◆ STATED TASK ◆
Copy all the material that follows, keeping every character the same.
── DATASET
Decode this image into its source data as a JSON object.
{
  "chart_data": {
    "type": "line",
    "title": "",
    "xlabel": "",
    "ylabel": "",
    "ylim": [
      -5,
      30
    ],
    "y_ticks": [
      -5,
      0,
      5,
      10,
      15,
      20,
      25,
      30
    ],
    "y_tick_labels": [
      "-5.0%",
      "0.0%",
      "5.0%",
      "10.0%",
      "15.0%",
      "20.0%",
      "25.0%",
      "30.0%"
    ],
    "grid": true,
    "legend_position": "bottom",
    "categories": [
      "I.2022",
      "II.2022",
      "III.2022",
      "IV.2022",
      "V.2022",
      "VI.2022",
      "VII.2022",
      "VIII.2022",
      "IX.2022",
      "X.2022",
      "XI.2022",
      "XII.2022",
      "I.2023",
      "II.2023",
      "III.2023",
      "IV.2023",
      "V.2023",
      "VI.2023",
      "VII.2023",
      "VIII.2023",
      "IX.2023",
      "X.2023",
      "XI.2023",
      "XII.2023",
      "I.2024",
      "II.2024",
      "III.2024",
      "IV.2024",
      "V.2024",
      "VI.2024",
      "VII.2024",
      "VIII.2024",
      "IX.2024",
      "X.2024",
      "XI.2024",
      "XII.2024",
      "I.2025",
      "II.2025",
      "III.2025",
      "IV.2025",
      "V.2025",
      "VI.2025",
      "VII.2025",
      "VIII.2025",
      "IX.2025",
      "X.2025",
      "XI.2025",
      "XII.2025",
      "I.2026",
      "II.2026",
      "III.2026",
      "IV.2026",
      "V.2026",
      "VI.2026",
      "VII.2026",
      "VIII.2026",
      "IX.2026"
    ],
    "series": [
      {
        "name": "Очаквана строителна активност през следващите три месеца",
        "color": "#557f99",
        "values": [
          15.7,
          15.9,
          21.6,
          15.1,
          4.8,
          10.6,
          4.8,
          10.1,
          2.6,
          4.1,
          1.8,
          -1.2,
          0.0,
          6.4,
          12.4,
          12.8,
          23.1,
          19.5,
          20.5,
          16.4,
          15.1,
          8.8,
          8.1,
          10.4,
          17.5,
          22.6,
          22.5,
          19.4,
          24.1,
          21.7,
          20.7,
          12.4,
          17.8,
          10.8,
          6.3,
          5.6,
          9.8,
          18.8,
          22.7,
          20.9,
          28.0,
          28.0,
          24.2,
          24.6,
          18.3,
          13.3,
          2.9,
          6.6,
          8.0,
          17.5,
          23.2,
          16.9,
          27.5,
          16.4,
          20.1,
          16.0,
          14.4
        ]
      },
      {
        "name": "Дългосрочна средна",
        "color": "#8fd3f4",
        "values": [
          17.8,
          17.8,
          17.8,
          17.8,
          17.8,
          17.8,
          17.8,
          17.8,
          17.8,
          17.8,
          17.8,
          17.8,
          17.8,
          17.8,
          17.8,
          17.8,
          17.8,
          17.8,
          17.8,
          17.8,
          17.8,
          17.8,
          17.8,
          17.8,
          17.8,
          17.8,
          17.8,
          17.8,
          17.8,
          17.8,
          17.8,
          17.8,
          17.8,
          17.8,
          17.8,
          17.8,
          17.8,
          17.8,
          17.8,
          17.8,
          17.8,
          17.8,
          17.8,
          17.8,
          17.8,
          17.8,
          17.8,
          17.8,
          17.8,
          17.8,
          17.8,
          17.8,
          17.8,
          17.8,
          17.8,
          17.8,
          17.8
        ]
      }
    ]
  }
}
────
◆ THE RESULT ◆
Decode this image into its source data as a JSON object.
{
  "chart_data": {
    "type": "line",
    "title": "",
    "xlabel": "",
    "ylabel": "",
    "ylim": [
      -5,
      30
    ],
    "y_ticks": [
      -5,
      0,
      5,
      10,
      15,
      20,
      25,
      30
    ],
    "y_tick_labels": [
      "-5.0%",
      "0.0%",
      "5.0%",
      "10.0%",
      "15.0%",
      "20.0%",
      "25.0%",
      "30.0%"
    ],
    "grid": true,
    "legend_position": "bottom",
    "categories": [
      "I.2022",
      "II.2022",
      "III.2022",
      "IV.2022",
      "V.2022",
      "VI.2022",
      "VII.2022",
      "VIII.2022",
      "IX.2022",
      "X.2022",
      "XI.2022",
      "XII.2022",
      "I.2023",
      "II.2023",
      "III.2023",
      "IV.2023",
      "V.2023",
      "VI.2023",
      "VII.2023",
      "VIII.2023",
      "IX.2023",
      "X.2023",
      "XI.2023",
      "XII.2023",
      "I.2024",
      "II.2024",
      "III.2024",
      "IV.2024",
      "V.2024",
      "VI.2024",
      "VII.2024",
      "VIII.2024",
      "IX.2024",
      "X.2024",
      "XI.2024",
      "XII.2024",
      "I.2025",
      "II.2025",
      "III.2025",
      "IV.2025",
      "V.2025",
      "VI.2025",
      "VII.2025",
      "VIII.2025",
      "IX.2025",
      "X.2025",
      "XI.2025",
      "XII.2025",
      "I.2026",
      "II.2026",
      "III.2026",
      "IV.2026",
      "V.2026",
      "VI.2026",
      "VII.2026",
      "VIII.2026",
      "IX.2026"
    ],
    "series": [
      {
        "name": "Очаквана строителна активност през следващите три месеца",
        "color": "#557f99",
        "values": [
          15.7,
          15.9,
          21.6,
          15.1,
          4.8,
          10.6,
          4.8,
          10.1,
          2.6,
          4.1,
          1.8,
          -1.2,
          0.0,
          6.4,
          12.4,
          12.8,
          23.1,
          19.5,
          20.5,
          16.4,
          15.1,
          8.8,
          8.1,
          10.4,
          17.5,
          22.6,
          22.5,
          19.4,
          24.1,
          21.7,
          20.7,
          12.4,
          17.8,
          10.8,
          6.3,
          5.6,
          9.8,
          18.8,
          22.7,
          20.9,
          28.0,
          28.0,
          24.2,
          24.6,
          18.3,
          13.3,
          2.9,
          6.6,
          8.0,
          17.5,
          23.2,
          16.9,
          27.5,
          16.4,
          20.1,
          16.0,
          14.4
        ]
      },
      {
        "name": "Дългосрочна средна",
        "color": "#8fd3f4",
        "values": [
          17.8,
          17.8,
          17.8,
          17.8,
          17.8,
          17.8,
          17.8,
          17.8,
          17.8,
          17.8,
          17.8,
          17.8,
          17.8,
          17.8,
          17.8,
          17.8,
          17.8,
          17.8,
          17.8,
          17.8,
          17.8,
          17.8,
          17.8,
          17.8,
          17.8,
          17.8,
          17.8,
          17.8,
          17.8,
          17.8,
          17.8,
          17.8,
          17.8,
          17.8,
          17.8,
          17.8,
          17.8,
          17.8,
          17.8,
          17.8,
          17.8,
          17.8,
          17.8,
          17.8,
          17.8,
          17.8,
          17.8,
          17.8,
          17.8,
          17.8,
          17.8,
          17.8,
          17.8,
          17.8,
          17.8,
          17.8,
          17.8
        ]
      }
    ]
  }
}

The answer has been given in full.